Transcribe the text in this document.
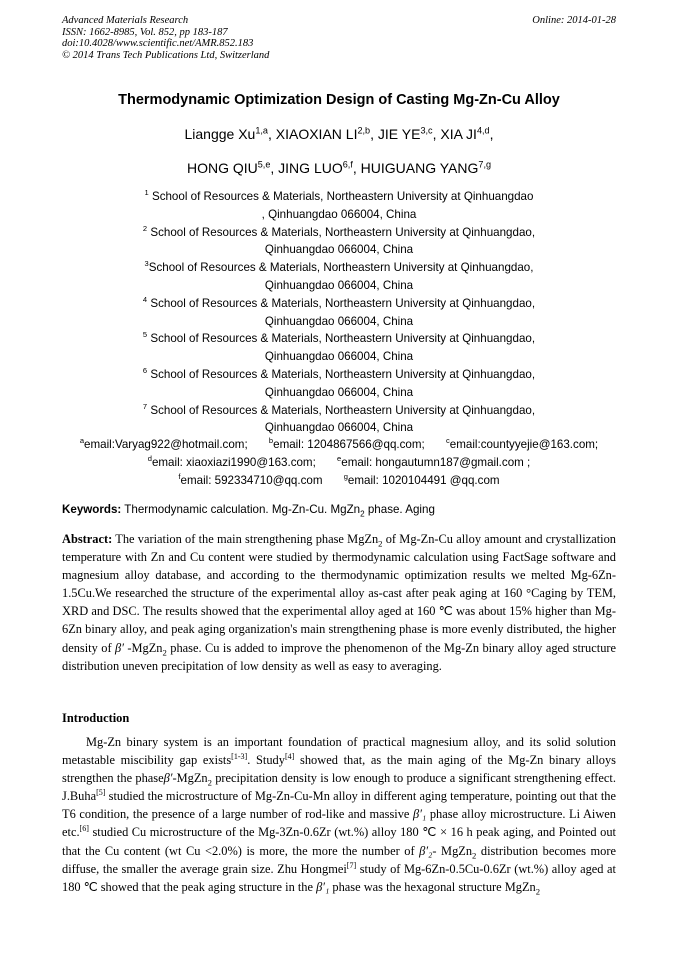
Advanced Materials Research
ISSN: 1662-8985, Vol. 852, pp 183-187
doi:10.4028/www.scientific.net/AMR.852.183
© 2014 Trans Tech Publications Ltd, Switzerland
Online: 2014-01-28
Thermodynamic Optimization Design of Casting Mg-Zn-Cu Alloy
Liangge Xu$^{1,a}$, XIAOXIAN LI$^{2,b}$, JIE YE$^{3,c}$, XIA JI$^{4,d}$,
HONG QIU$^{5,e}$, JING LUO$^{6,f}$, HUIGUANG YANG$^{7,g}$
$^1$ School of Resources & Materials, Northeastern University at Qinhuangdao
, Qinhuangdao 066004, China
$^2$ School of Resources & Materials, Northeastern University at Qinhuangdao,
Qinhuangdao 066004, China
$^3$School of Resources & Materials, Northeastern University at Qinhuangdao,
Qinhuangdao 066004, China
$^4$ School of Resources & Materials, Northeastern University at Qinhuangdao,
Qinhuangdao 066004, China
$^5$ School of Resources & Materials, Northeastern University at Qinhuangdao,
Qinhuangdao 066004, China
$^6$ School of Resources & Materials, Northeastern University at Qinhuangdao,
Qinhuangdao 066004, China
$^7$ School of Resources & Materials, Northeastern University at Qinhuangdao,
Qinhuangdao 066004, China
$^a$email:Varyag922@hotmail.com;	$^b$email: 1204867566@qq.com;	$^c$email:countyyejie@163.com;
$^d$email: xiaoxiazi1990@163.com;	$^e$email: hongautumn187@gmail.com ;
$^f$email: 592334710@qq.com	$^g$email: 1020104491 @qq.com
Keywords: Thermodynamic calculation. Mg-Zn-Cu. MgZn$_2$ phase. Aging
Abstract: The variation of the main strengthening phase MgZn$_2$ of Mg-Zn-Cu alloy amount and crystallization temperature with Zn and Cu content were studied by thermodynamic calculation using FactSage software and magnesium alloy database, and according to the thermodynamic optimization results we melted Mg-6Zn-1.5Cu.We researched the structure of the experimental alloy as-cast after peak aging at 160 °Caging by TEM, XRD and DSC. The results showed that the experimental alloy aged at 160 ℃ was about 15% higher than Mg-6Zn binary alloy, and peak aging organization's main strengthening phase is more evenly distributed, the higher density of β′ -MgZn$_2$ phase. Cu is added to improve the phenomenon of the Mg-Zn binary alloy aged structure distribution uneven precipitation of low density as well as easy to averaging.
Introduction
Mg-Zn binary system is an important foundation of practical magnesium alloy, and its solid solution metastable miscibility gap exists[1-3]. Study[4] showed that, as the main aging of the Mg-Zn binary alloys strengthen the phaseβ′-MgZn$_2$ precipitation density is low enough to produce a significant strengthening effect. J.Buha[5] studied the microstructure of Mg-Zn-Cu-Mn alloy in different aging temperature, pointing out that the T6 condition, the presence of a large number of rod-like and massive β′₁ phase alloy microstructure. Li Aiwen etc.[6] studied Cu microstructure of the Mg-3Zn-0.6Zr (wt.%) alloy 180 ℃ × 16 h peak aging, and Pointed out that the Cu content (wt Cu <2.0%) is more, the more the number of β′₂- MgZn$_2$ distribution becomes more diffuse, the smaller the average grain size. Zhu Hongmei[7] study of Mg-6Zn-0.5Cu-0.6Zr (wt.%) alloy aged at 180 ℃ showed that the peak aging structure in the β′₁ phase was the hexagonal structure MgZn$_2$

**Given instruction:**
Within the records, how many lines include "Resources"? The answer is the number and nothing else.

**Solution:**
7